■ Source extract:

----------------------------------------

United States v. Rosenwasser

Decision Date02 January 1945
Docket NumberNo. 106,106
Citation89 L.Ed. 301,323 U.S. 360,65 S.Ct. 295
PartiesUNITED STATES v. ROSENWASSER
CourtU.S. Supreme Court

Appeal from the District Court of the United States for the Southern District of California.

Mr. Ralph F. Fuchs, of Washington, D.C., for appellant.

Mr. Victor Behrstock, of Los Angeles, Cal., for appellee.

Mr. Justice MURPHY delivered the opinion of the Court.

This is a direct appeal from a judgment of the District Court for the Southern District of California. That court sustained appellee's demurrer to an information charging violations of the minimum wage, overtime and record-keeping provisions of the Fair Labor Standards Act of 1938, 52 Stat. 1060, 29 U.S.C. § 201 et seq., 29 U.S.C.A. § 201 et seq. This was done on the ground that the Act is inapplicable where employees are compensated at piece rates, as is the case in appellee's garment business. We are thus met with the clear issue of whether the Act covers piece rate employees so as to subject their employers to its criminal provisions.

Neither the policy of the Act nor the legislative history gives any real basis for excluding piece workers from the benefits of the statute. This legislation was designed to raise substandard wages and to give additional compensation for overtime work as to those employees within its ambit, thereby helping to protect this nation 'from the evils and dangers resulting from wages too low to buy the bare necessities of life and from long hours of work injurious to health.' Sen.Rep. No. 884 (75th Cong., 1st Sess.) p. 4; United States v. Darby, 312 U.S. 100, 657, 61 S.Ct. 451, 85 L.Ed. 609, 132 A.L.R. 1430. No reason is apparent why piece workers who are underpaid1 or who work long hours do not fall within the spirit or intent of this statute, absent an explicit exception as to them. Piece rate and incentive systems were widely prevalent in the United States at the time of the passage of this Act2 and we cannot assume that Congress meant to discriminate against the many workers compensated under such systems. Certainly the evils which the Act sought to eliminate permit of no distinction or discrimination based upon the method of employee compensation and none is evident from the legislative history.

----------------------------------------

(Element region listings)
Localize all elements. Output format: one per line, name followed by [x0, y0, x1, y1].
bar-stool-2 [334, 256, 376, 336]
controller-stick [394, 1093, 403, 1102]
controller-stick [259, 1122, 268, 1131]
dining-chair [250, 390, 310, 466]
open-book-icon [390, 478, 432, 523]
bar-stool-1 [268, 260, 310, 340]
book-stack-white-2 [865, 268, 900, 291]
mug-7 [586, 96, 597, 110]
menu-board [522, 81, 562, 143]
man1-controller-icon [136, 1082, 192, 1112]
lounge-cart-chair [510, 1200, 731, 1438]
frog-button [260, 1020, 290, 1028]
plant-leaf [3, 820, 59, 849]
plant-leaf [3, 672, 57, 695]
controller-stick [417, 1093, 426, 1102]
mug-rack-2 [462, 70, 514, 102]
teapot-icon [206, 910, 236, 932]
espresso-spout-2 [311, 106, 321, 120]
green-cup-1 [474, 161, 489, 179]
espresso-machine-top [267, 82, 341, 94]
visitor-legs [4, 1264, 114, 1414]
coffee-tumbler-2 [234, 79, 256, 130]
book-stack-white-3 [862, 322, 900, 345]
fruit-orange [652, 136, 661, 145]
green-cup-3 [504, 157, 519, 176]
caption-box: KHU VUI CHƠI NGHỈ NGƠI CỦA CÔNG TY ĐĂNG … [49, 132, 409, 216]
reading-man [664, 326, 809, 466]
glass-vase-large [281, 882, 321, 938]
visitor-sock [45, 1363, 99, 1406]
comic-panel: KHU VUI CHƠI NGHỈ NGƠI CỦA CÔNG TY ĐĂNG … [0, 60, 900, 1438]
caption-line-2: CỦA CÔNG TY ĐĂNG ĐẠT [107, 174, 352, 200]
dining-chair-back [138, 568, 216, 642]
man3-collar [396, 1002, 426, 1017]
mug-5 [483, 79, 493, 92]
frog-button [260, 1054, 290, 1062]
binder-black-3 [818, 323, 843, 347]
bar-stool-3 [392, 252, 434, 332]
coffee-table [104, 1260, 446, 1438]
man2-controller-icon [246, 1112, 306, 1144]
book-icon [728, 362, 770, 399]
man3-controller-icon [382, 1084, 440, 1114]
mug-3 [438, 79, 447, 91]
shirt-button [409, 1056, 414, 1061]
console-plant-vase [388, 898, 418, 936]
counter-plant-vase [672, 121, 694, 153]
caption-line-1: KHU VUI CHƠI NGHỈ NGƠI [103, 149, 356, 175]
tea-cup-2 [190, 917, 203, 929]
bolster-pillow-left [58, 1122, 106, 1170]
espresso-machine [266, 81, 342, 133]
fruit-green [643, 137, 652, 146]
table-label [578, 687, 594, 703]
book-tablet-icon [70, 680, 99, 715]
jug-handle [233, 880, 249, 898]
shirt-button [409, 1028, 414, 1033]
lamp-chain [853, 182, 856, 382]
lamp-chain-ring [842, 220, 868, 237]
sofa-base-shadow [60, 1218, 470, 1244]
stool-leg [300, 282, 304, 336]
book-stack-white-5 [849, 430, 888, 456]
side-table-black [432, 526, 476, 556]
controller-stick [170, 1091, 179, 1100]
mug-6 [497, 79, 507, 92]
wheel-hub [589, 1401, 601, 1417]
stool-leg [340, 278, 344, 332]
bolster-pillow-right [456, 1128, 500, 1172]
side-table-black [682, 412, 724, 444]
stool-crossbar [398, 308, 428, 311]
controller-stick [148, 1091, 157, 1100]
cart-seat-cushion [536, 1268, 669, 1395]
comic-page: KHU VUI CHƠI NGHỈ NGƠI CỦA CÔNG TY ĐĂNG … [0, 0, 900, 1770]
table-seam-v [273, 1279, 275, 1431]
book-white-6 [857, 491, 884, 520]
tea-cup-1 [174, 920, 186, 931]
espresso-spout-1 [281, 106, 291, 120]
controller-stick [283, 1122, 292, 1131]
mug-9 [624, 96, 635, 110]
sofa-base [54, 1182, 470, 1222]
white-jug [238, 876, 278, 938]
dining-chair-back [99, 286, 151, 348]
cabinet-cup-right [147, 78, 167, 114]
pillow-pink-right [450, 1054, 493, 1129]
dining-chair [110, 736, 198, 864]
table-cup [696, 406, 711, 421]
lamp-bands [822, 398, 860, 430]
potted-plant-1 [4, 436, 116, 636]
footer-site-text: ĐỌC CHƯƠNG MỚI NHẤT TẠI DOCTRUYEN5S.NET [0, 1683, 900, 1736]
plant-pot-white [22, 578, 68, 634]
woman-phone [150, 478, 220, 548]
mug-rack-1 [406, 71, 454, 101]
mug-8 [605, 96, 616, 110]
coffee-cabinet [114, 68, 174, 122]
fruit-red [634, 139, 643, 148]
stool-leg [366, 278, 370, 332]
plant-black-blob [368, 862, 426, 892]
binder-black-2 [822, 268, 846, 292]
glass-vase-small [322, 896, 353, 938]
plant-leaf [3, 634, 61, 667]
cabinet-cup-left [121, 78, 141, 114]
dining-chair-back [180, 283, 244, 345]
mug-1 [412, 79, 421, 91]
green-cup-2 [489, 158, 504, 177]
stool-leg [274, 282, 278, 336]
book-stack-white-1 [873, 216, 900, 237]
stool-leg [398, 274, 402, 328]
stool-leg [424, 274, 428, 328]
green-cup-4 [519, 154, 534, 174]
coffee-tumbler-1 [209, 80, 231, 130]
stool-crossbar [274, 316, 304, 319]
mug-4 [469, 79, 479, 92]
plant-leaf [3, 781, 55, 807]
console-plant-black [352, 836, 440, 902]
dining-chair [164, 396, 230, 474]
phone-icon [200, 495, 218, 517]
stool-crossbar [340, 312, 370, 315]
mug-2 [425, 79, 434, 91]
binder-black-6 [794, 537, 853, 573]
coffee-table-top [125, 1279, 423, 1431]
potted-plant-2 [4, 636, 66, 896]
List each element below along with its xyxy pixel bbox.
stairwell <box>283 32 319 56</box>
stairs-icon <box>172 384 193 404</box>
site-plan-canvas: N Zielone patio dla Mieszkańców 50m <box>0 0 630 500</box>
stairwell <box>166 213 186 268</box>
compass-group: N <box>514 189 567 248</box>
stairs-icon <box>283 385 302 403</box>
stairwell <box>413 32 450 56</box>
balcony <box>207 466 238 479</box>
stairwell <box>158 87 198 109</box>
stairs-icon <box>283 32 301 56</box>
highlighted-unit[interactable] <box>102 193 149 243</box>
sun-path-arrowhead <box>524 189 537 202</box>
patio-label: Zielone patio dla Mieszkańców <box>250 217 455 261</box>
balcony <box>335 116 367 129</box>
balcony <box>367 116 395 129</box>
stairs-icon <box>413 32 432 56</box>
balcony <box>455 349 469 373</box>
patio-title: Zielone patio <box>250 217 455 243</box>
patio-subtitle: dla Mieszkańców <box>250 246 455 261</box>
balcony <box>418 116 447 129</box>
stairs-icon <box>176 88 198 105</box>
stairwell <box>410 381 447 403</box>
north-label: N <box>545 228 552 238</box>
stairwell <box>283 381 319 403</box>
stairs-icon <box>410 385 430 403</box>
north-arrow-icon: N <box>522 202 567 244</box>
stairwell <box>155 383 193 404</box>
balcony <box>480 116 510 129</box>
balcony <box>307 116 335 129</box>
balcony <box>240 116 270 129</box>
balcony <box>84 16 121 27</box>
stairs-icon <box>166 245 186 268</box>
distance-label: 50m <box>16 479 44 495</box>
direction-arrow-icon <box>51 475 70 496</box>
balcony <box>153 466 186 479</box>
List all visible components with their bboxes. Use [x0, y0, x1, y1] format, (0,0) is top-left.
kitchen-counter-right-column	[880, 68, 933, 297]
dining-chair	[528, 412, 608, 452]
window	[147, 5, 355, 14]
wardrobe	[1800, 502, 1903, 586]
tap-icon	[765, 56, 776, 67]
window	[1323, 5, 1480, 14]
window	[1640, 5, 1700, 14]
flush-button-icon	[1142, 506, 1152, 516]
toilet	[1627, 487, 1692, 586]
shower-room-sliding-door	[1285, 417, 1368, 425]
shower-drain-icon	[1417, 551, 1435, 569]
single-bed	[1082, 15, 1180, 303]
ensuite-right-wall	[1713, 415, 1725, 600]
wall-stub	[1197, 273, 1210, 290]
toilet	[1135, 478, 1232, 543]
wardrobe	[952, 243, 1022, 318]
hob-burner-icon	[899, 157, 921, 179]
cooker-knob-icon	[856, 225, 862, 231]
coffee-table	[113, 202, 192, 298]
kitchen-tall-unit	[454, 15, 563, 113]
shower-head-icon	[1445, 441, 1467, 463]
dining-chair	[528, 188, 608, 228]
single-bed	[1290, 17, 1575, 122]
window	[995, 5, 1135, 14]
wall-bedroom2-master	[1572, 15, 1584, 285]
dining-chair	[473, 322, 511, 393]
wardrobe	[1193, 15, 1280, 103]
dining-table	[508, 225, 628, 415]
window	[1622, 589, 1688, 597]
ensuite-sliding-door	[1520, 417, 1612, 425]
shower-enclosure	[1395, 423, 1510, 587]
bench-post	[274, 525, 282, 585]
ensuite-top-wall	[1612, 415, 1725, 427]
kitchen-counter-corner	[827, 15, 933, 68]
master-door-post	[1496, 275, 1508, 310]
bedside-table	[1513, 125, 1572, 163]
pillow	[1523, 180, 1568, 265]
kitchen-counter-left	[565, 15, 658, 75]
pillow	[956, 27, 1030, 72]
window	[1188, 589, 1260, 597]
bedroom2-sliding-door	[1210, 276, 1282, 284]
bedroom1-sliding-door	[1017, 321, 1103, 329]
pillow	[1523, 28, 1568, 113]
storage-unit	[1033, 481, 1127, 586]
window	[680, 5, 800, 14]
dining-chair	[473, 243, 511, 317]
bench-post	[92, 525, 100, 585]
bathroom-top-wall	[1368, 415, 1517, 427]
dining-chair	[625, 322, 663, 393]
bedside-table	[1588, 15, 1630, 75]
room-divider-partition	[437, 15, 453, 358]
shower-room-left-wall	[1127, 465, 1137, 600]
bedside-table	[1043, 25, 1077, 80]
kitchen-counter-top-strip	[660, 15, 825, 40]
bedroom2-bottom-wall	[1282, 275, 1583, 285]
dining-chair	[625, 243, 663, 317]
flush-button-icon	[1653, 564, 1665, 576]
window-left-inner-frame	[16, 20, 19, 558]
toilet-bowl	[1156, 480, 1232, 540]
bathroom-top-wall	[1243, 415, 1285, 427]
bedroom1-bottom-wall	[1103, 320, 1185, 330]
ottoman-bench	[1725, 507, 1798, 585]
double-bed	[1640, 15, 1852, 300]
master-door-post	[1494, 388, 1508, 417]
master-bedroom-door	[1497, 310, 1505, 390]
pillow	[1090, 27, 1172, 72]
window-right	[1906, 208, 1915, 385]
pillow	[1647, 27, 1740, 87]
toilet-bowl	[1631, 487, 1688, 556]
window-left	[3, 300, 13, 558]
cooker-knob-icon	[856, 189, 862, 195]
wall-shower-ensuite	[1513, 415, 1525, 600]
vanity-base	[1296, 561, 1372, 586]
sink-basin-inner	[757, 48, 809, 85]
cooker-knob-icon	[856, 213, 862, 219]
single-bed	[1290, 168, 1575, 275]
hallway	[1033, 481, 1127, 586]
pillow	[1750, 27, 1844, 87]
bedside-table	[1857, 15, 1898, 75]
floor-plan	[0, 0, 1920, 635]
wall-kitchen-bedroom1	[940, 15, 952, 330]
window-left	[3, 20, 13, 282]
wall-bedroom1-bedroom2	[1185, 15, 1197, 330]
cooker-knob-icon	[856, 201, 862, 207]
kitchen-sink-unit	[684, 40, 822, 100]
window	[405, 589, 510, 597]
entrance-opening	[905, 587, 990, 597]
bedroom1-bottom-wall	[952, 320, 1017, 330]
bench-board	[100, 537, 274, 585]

----------------------------------------

■ Direction: In the court opinion, on what ground did the District Court sustain the appellee's demurrer? The items have no connection to the court opinion.

■ Written solution: It held that the Fair Labor Standards Act does not apply where employees are paid at piece rates.